**Exercise objective:** Leave the pictures out and print every record below exactly as it stands.

Records
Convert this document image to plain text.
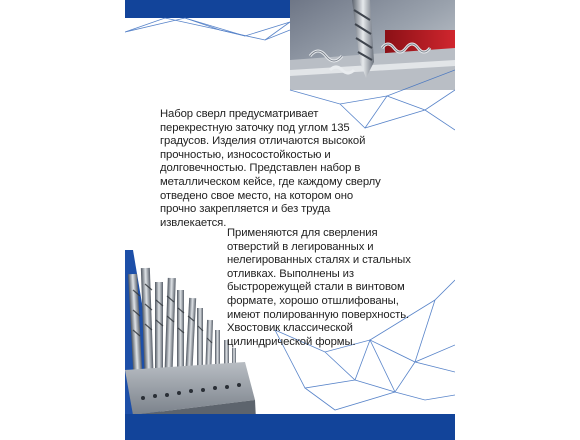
Набор сверл предусматривает перекрестную заточку под углом 135 градусов. Изделия отличаются высокой прочностью, износостойкостью и долговечностью. Представлен набор в металлическом кейсе, где каждому сверлу отведено свое место, на котором оно прочно закрепляется и без труда извлекается.
Применяются для сверления отверстий в легированных и нелегированных сталях и стальных отливках. Выполнены из быстрорежущей стали в винтовом формате, хорошо отшлифованы, имеют полированную поверхность. Хвостовик классической цилиндрической формы.
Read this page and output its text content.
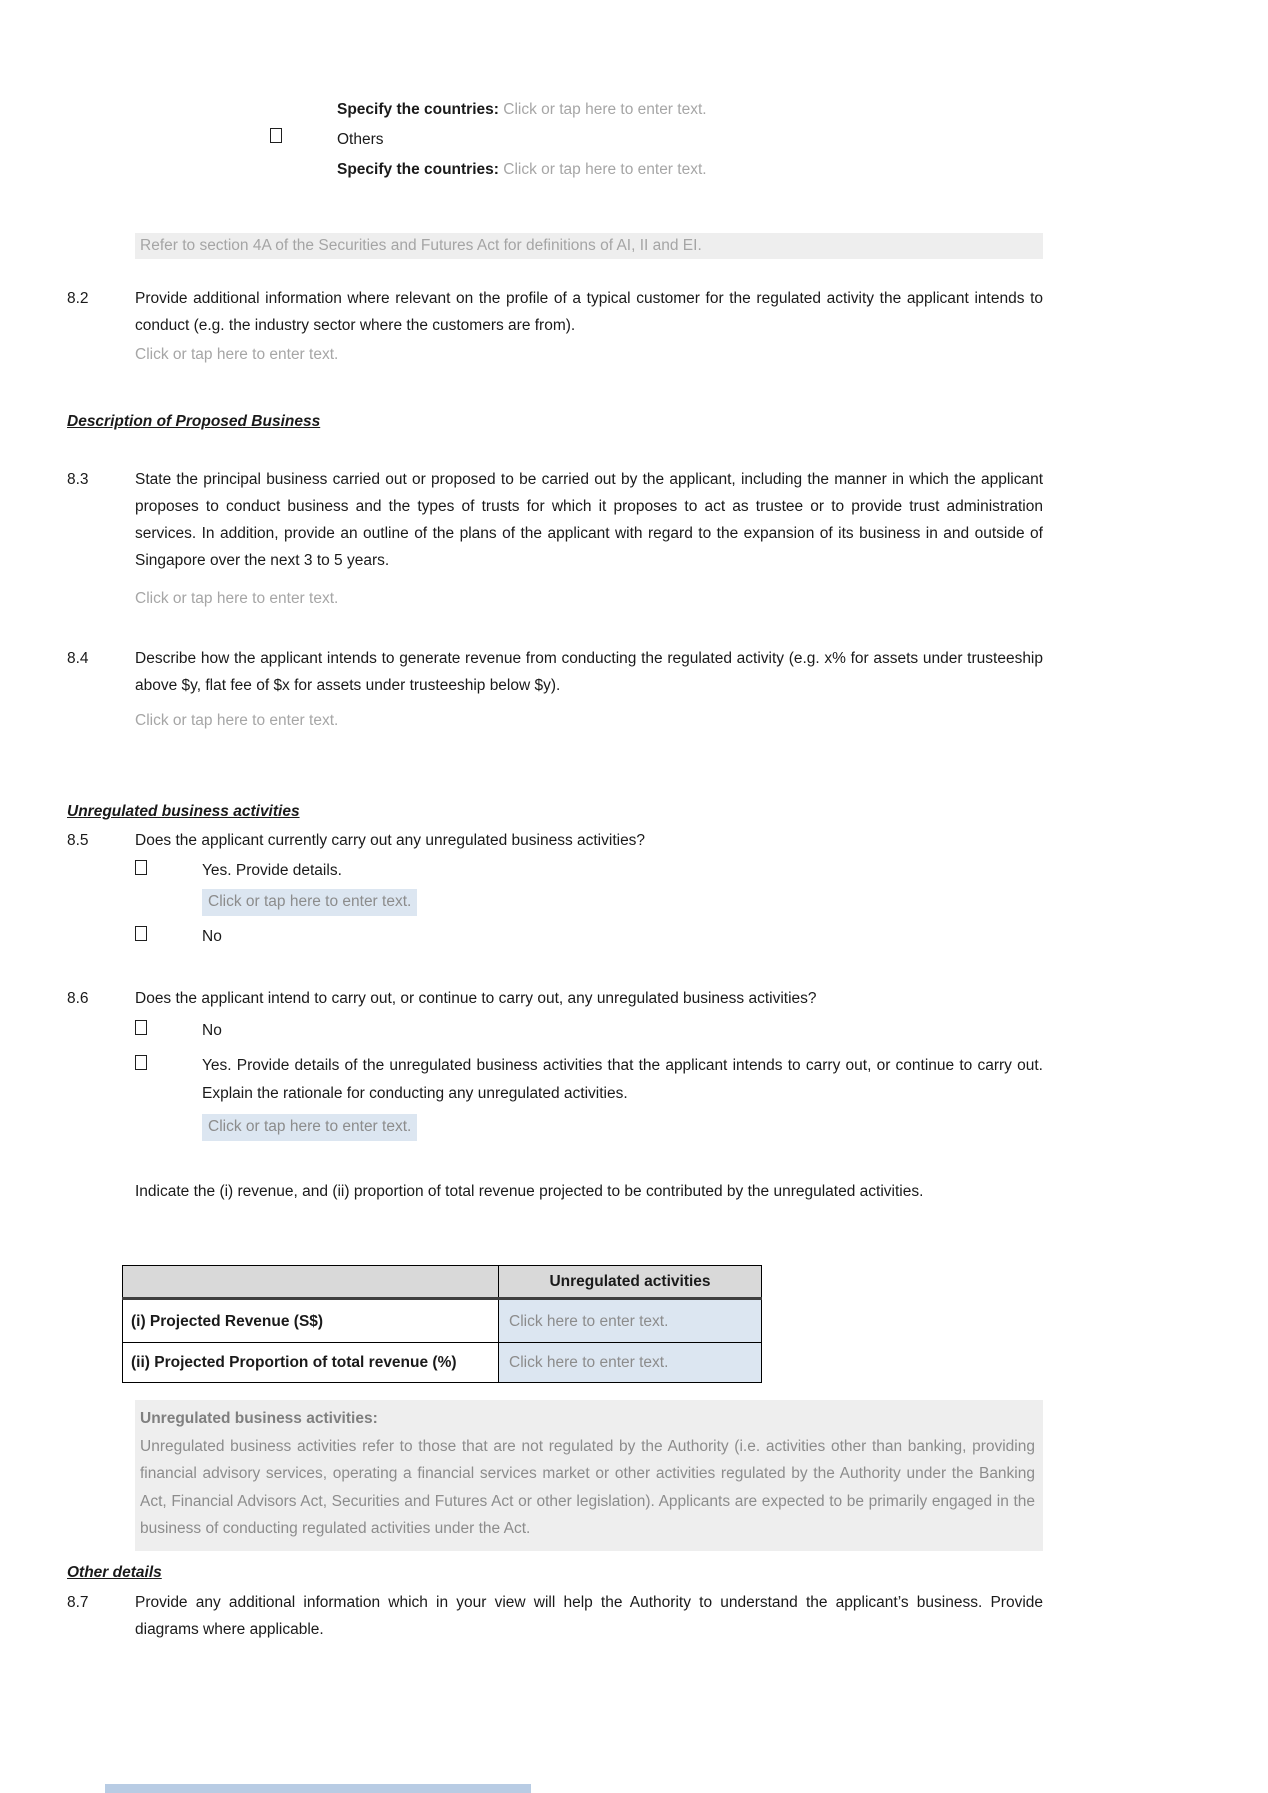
Specify the countries: Click or tap here to enter text.
Others
Specify the countries: Click or tap here to enter text.
Refer to section 4A of the Securities and Futures Act for definitions of AI, II and EI.
8.2	Provide additional information where relevant on the profile of a typical customer for the regulated activity the applicant intends to conduct (e.g. the industry sector where the customers are from).
Click or tap here to enter text.
Description of Proposed Business
8.3	State the principal business carried out or proposed to be carried out by the applicant, including the manner in which the applicant proposes to conduct business and the types of trusts for which it proposes to act as trustee or to provide trust administration services. In addition, provide an outline of the plans of the applicant with regard to the expansion of its business in and outside of Singapore over the next 3 to 5 years.
Click or tap here to enter text.
8.4	Describe how the applicant intends to generate revenue from conducting the regulated activity (e.g. x% for assets under trusteeship above $y, flat fee of $x for assets under trusteeship below $y).
Click or tap here to enter text.
Unregulated business activities
8.5	Does the applicant currently carry out any unregulated business activities?
Yes. Provide details.
Click or tap here to enter text.
No
8.6	Does the applicant intend to carry out, or continue to carry out, any unregulated business activities?
No
Yes. Provide details of the unregulated business activities that the applicant intends to carry out, or continue to carry out. Explain the rationale for conducting any unregulated activities.
Click or tap here to enter text.
Indicate the (i) revenue, and (ii) proportion of total revenue projected to be contributed by the unregulated activities.
	Unregulated activities
(i) Projected Revenue (S$)	Click here to enter text.
(ii) Projected Proportion of total revenue (%)	Click here to enter text.
Unregulated business activities:
Unregulated business activities refer to those that are not regulated by the Authority (i.e. activities other than banking, providing financial advisory services, operating a financial services market or other activities regulated by the Authority under the Banking Act, Financial Advisors Act, Securities and Futures Act or other legislation). Applicants are expected to be primarily engaged in the business of conducting regulated activities under the Act.
Other details
8.7	Provide any additional information which in your view will help the Authority to understand the applicant’s business. Provide diagrams where applicable.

**The reply:**
Convert this document image to plain text.
Набор сверл предусматривает перекрестную заточку под углом 135 градусов. Изделия отличаются высокой прочностью, износостойкостью и долговечностью. Представлен набор в металлическом кейсе, где каждому сверлу отведено свое место, на котором оно прочно закрепляется и без труда извлекается.
Применяются для сверления отверстий в легированных и нелегированных сталях и стальных отливках. Выполнены из быстрорежущей стали в винтовом формате, хорошо отшлифованы, имеют полированную поверхность. Хвостовик классической цилиндрической формы.
Read this page and output its text content.
Specify the countries: Click or tap here to enter text.
Others
Specify the countries: Click or tap here to enter text.
Refer to section 4A of the Securities and Futures Act for definitions of AI, II and EI.
8.2	Provide additional information where relevant on the profile of a typical customer for the regulated activity the applicant intends to conduct (e.g. the industry sector where the customers are from).
Click or tap here to enter text.
Description of Proposed Business
8.3	State the principal business carried out or proposed to be carried out by the applicant, including the manner in which the applicant proposes to conduct business and the types of trusts for which it proposes to act as trustee or to provide trust administration services. In addition, provide an outline of the plans of the applicant with regard to the expansion of its business in and outside of Singapore over the next 3 to 5 years.
Click or tap here to enter text.
8.4	Describe how the applicant intends to generate revenue from conducting the regulated activity (e.g. x% for assets under trusteeship above $y, flat fee of $x for assets under trusteeship below $y).
Click or tap here to enter text.
Unregulated business activities
8.5	Does the applicant currently carry out any unregulated business activities?
Yes. Provide details.
Click or tap here to enter text.
No
8.6	Does the applicant intend to carry out, or continue to carry out, any unregulated business activities?
No
Yes. Provide details of the unregulated business activities that the applicant intends to carry out, or continue to carry out. Explain the rationale for conducting any unregulated activities.
Click or tap here to enter text.
Indicate the (i) revenue, and (ii) proportion of total revenue projected to be contributed by the unregulated activities.
	Unregulated activities
(i) Projected Revenue (S$)	Click here to enter text.
(ii) Projected Proportion of total revenue (%)	Click here to enter text.
Unregulated business activities:
Unregulated business activities refer to those that are not regulated by the Authority (i.e. activities other than banking, providing financial advisory services, operating a financial services market or other activities regulated by the Authority under the Banking Act, Financial Advisors Act, Securities and Futures Act or other legislation). Applicants are expected to be primarily engaged in the business of conducting regulated activities under the Act.
Other details
8.7	Provide any additional information which in your view will help the Authority to understand the applicant’s business. Provide diagrams where applicable.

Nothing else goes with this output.